Unerheblich ist, ob dem Kläger diese Rechtsprechung des BFH bekannt war. Bei der Beurteilung der groben Fahrlässigkeit sind zwar die individuellen Kenntnisse und Fähigkeiten des Geschäftsführers zu berücksichtigen. Dem Kläger als Gesellschafter einer GmbH musste aber zum einen bewusst sein, dass er mit der Übernahme der Lohnverbindlichkeiten der Gesellschaft eine fremde Schuld tilgte und die lohnsteuerlichen Folgen, nämlich die Pflicht zur Einbehaltung, Anmeldung und Abführung der Steuer, bestehen blieben. Zum anderen musste ihm bekannt sein, dass die Verwendung privater Mittel für die Tilgung von Schulden der Gesellschaft im Ergebnis als Zuführung von Eigenkapital an die Gesellschaft zu werten ist mit der Folge, dass seine Zahlung an die Arbeitnehmer aus privaten Mitteln letztlich nur eine Abkürzung des Zahlungsweges bedeutete.

Die schuldhafte Pflichtverletzung des Klägers war auch ursächlich für den Schaden des Beklagten. Die Ursächlichkeit entfällt nicht deshalb, weil der Kläger Mitte 2001 die Eröffnung des Insolvenzverfahrens über das Vermögen der GmbH beantragt hat. Zwar wird in Rechtsprechung und Literatur diskutiert, ob ein pflichtwidriges Verhalten des Geschäftsführers ursächlich für den Schaden ist, wenn die Finanzbehörde aus insolvenzrechtlichen Gründen etwaige Zahlungen vor Eröffnung des Verfahrens ohnehin nicht hätte behalten dürfen. Die Eröffnung des Insolvenzverfahrens wurde im Januar 2002 jedoch mangels Masse abgelehnt, so dass es nicht darauf ankommt, ob der Verwalter Zahlungen an das Finanzamt aufgrund der Vorschriften über die Insolvenzanfechtung (§§ 129 ff. InsO) hätte zurückfordern können.

#####

» **Aufgaben**:
A. Prüfe, ob die Aussagen (i) bis (iii) mit dem Textauszug übereinstimmen, und belege jedes Ja oder Nein mit den entscheidenden Worten des Textauszugs als wörtlichem Zitat.
(i) Für die Beurteilung der groben Fahrlässigkeit kommt es darauf an, ob der Kläger die Rechtsprechung des BFH kannte.
(ii) Die Eröffnung des Insolvenzverfahrens wurde im Januar 2002 mangels Masse abgelehnt.
(iii) Weil der Kläger Mitte 2001 die Eröffnung des Insolvenzverfahrens beantragt hat, entfällt die Ursächlichkeit seiner Pflichtverletzung für den Schaden.
B. Nimm den Textauszug zur Lohnsteuerhaftung des Klägers nach seinem letzten Satz wieder auf und führe ihn weiter.

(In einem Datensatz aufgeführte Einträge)
#####

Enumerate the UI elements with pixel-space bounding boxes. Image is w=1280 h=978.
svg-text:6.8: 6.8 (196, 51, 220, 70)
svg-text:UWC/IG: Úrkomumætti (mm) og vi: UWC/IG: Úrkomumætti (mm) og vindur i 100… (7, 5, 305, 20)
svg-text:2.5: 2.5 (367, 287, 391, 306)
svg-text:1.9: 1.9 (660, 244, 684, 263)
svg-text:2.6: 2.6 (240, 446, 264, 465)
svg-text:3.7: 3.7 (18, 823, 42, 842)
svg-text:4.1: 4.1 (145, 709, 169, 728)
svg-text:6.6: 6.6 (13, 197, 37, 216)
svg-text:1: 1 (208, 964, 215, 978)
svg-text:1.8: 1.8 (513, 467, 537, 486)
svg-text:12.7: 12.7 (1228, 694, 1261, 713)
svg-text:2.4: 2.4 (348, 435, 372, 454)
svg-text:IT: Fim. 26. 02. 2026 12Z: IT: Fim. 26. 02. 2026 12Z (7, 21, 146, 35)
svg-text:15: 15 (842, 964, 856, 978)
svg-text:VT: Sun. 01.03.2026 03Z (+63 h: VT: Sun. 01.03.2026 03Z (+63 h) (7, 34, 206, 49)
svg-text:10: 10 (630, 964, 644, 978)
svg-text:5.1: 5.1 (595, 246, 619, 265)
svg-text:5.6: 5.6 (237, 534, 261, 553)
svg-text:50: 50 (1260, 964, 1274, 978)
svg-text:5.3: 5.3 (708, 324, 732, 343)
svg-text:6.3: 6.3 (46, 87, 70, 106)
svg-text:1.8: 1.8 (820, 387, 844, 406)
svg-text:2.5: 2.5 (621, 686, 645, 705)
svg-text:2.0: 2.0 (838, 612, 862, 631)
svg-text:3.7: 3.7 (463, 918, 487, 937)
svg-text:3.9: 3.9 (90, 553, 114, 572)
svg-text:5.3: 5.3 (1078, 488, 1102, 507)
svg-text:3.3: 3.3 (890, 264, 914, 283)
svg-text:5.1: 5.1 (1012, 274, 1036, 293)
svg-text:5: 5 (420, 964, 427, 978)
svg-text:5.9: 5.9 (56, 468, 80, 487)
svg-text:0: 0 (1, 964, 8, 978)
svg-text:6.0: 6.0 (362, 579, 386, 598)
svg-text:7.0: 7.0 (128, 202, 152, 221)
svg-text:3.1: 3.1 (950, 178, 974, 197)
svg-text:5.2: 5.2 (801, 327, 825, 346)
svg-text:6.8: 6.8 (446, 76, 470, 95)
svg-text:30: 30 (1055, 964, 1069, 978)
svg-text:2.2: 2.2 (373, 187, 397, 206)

#####

» **Lösungen**:
A.
(i) Nein: „Unerheblich ist, ob dem Kläger diese Rechtsprechung des BFH bekannt war.“
(ii) Ja: „Die Eröffnung des Insolvenzverfahrens wurde im Januar 2002 jedoch mangels Masse abgelehnt“
(iii) Nein: „Die Ursächlichkeit entfällt nicht deshalb, weil der Kläger Mitte 2001 die Eröffnung des Insolvenzverfahrens über das Vermögen der GmbH beantragt hat.“

B.
Substantiierte Einwendungen gegen die Höhe der Lohnsteuer laut Haftungsbescheid hat der Kläger nicht vorgebracht. Einsprüche gegen die Schätzungen liegen nach Aktenlage nicht vor. Seine Behauptung, es sei Einspruch durch den Mitarbeiter D. eingelegt worden, hat der Kläger nicht nachgewiesen. Soweit er vorträgt, er habe Herrn D. angewiesen, Einsprüche einzulegen, reicht dies nicht aus, ihn zu entlasten. Zwar kann der Geschäftsführer zur Erfüllung seiner steuerlichen Pflichten für die GmbH die Hilfe von Mitarbeitern in Anspruch nehmen. In diesem Fall trifft ihn jedoch eine umfassende Überwachungspflicht, ob die Mitarbeiter ihren Pflichten gewissenhaft und zuverlässig nachkommen. Im Streitfall ist weder vorgetragen noch ersichtlich, dass der Kläger seine Überwachungspflicht in Bezug auf Herrn D. erfüllt hat.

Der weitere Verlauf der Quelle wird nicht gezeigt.